EXERCISE REQUIREMENTS ->
Present the lines of the records below as a numbered list, leaving out blank lines and omitting the pictures.

(Element boundary records)
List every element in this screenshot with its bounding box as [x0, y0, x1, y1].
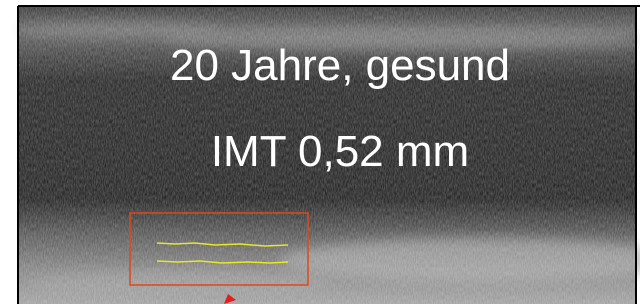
caption-line2: IMT 0,52 mm	[211, 127, 469, 176]
page: 20 Jahre, gesund IMT 0,52 mm (() => { co…	[0, 0, 640, 304]
caption-line1: 20 Jahre, gesund	[170, 41, 510, 90]
ultrasound-view: 20 Jahre, gesund IMT 0,52 mm	[0, 0, 640, 304]
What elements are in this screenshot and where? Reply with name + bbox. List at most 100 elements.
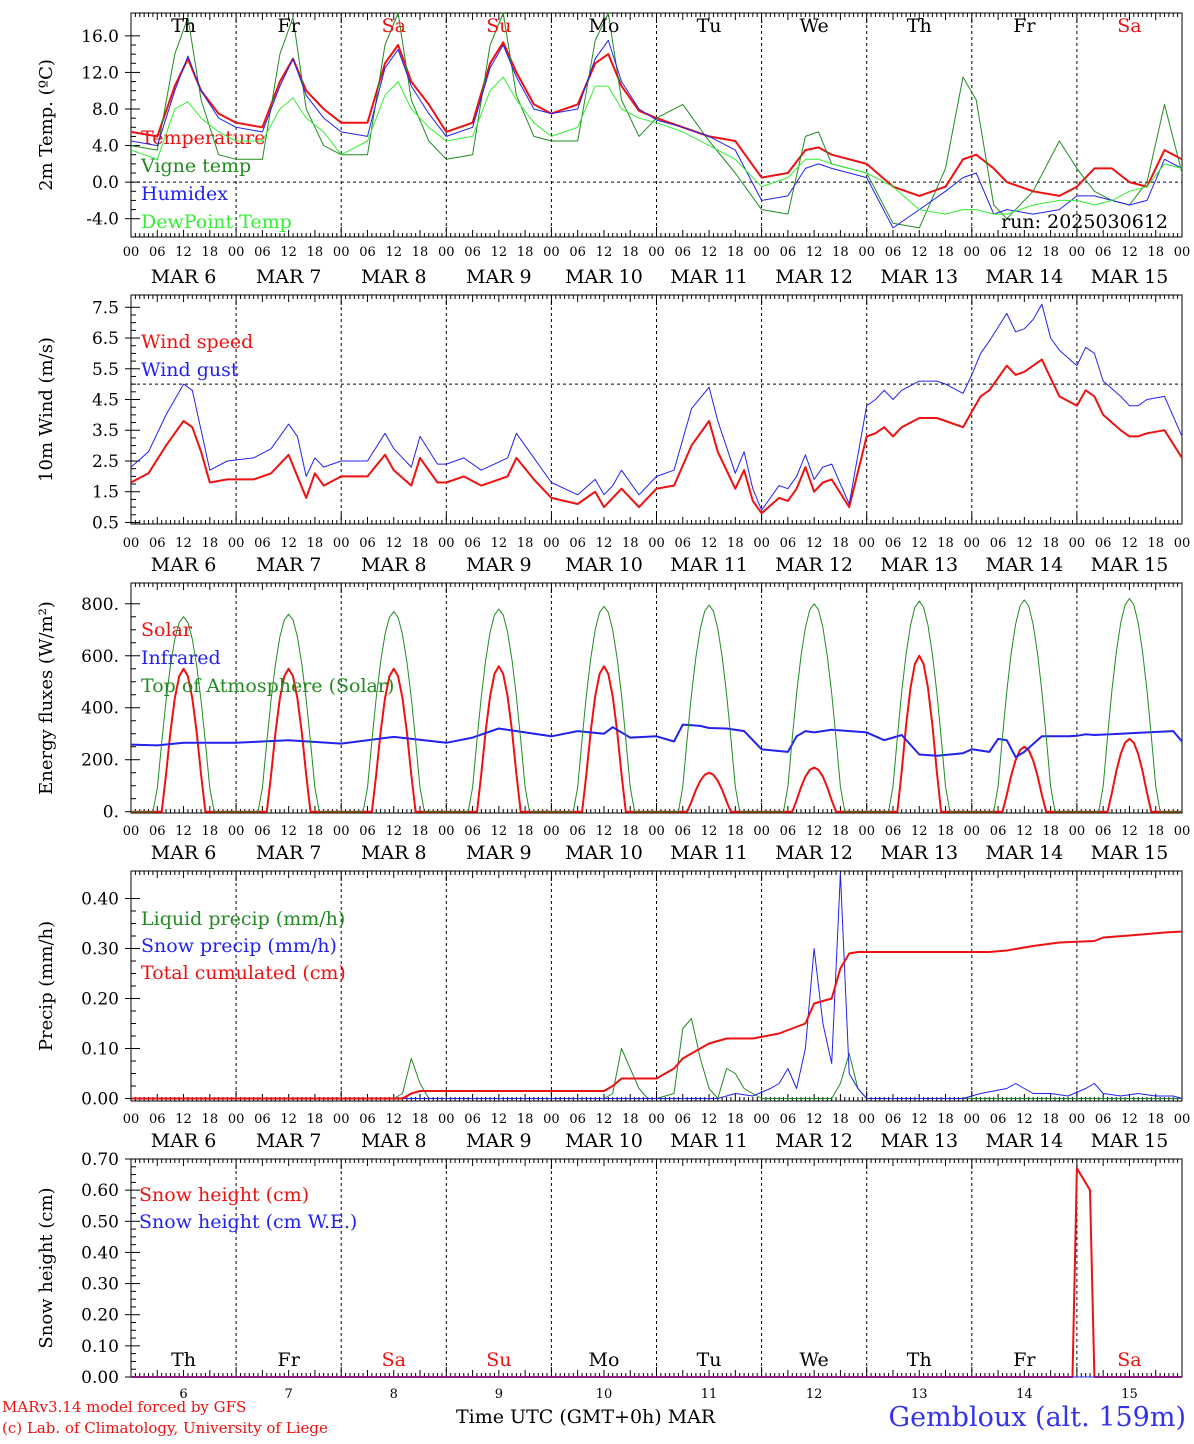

WORKED SOLUTION ->
1. List every element in this screenshot with its bounding box as [x0, y0, x1, y1].
2. caption-line2: IMT 0,52 mm	[211, 127, 469, 176]
3. page: 20 Jahre, gesund IMT 0,52 mm (() => { co…	[0, 0, 640, 304]
4. caption-line1: 20 Jahre, gesund	[170, 41, 510, 90]
5. ultrasound-view: 20 Jahre, gesund IMT 0,52 mm	[0, 0, 640, 304]
6. What elements are in this screenshot and where? Reply with name + bbox. List at most 100 elements.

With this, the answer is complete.